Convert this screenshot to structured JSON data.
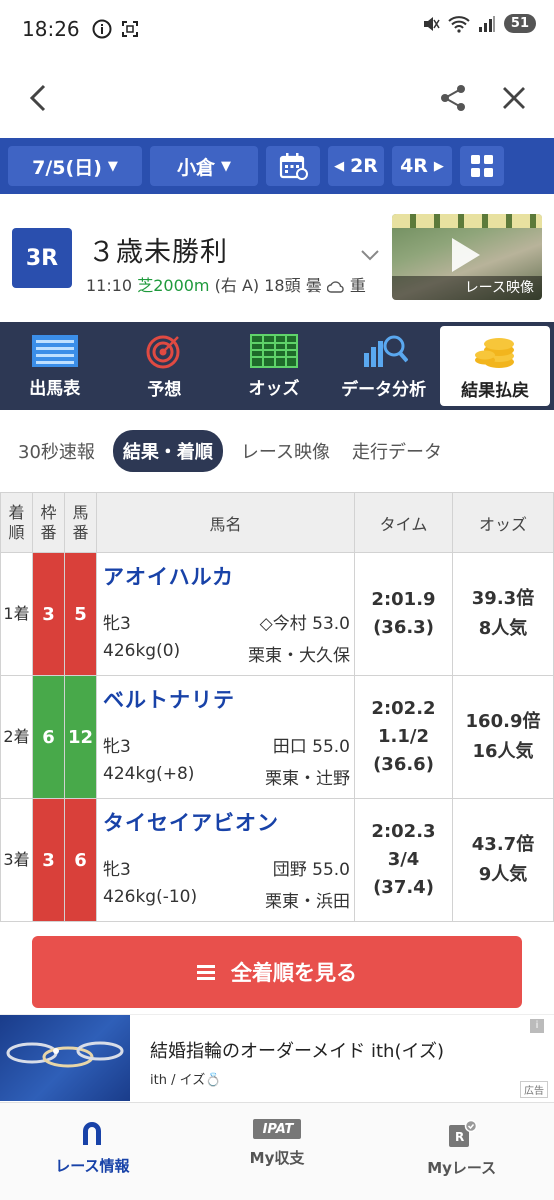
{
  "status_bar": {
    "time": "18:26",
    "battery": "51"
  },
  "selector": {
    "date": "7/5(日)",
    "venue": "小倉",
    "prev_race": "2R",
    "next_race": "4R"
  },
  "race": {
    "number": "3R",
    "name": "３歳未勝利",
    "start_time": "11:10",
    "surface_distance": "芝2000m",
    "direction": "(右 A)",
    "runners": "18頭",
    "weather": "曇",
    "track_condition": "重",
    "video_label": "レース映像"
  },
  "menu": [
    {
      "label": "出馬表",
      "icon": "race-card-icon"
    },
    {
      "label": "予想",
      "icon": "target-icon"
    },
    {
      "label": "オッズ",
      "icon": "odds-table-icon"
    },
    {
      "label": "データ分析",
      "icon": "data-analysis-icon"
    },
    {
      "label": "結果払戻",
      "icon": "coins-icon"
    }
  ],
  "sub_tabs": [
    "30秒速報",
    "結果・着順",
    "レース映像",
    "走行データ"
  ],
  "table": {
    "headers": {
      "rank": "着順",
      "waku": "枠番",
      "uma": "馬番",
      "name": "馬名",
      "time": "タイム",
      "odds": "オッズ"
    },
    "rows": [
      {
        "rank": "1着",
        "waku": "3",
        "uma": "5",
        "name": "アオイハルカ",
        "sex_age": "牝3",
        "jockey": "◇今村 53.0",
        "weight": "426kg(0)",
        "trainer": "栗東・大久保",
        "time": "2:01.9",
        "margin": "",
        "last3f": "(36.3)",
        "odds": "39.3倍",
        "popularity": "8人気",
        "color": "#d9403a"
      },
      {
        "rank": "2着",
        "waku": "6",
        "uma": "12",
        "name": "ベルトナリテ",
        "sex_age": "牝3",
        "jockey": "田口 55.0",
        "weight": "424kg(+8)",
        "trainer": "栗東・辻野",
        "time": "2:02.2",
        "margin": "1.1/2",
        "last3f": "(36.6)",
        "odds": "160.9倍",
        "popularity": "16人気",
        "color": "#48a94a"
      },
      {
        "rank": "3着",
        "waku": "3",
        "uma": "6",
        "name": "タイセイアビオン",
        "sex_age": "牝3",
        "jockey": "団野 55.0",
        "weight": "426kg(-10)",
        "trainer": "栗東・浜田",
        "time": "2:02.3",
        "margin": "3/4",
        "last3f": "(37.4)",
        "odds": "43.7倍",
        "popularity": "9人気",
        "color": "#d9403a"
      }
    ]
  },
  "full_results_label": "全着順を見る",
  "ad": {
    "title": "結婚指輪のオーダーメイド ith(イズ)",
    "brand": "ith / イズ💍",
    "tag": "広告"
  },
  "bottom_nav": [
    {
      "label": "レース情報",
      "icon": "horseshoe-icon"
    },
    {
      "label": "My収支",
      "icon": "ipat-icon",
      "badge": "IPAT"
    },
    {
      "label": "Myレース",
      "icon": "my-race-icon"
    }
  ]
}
==================================================
Exercise aim — Identify and copy all lines with the word "weight".

Exercise solution —
        "weight": "426kg(0)",
        "weight": "424kg(+8)",
        "weight": "426kg(-10)",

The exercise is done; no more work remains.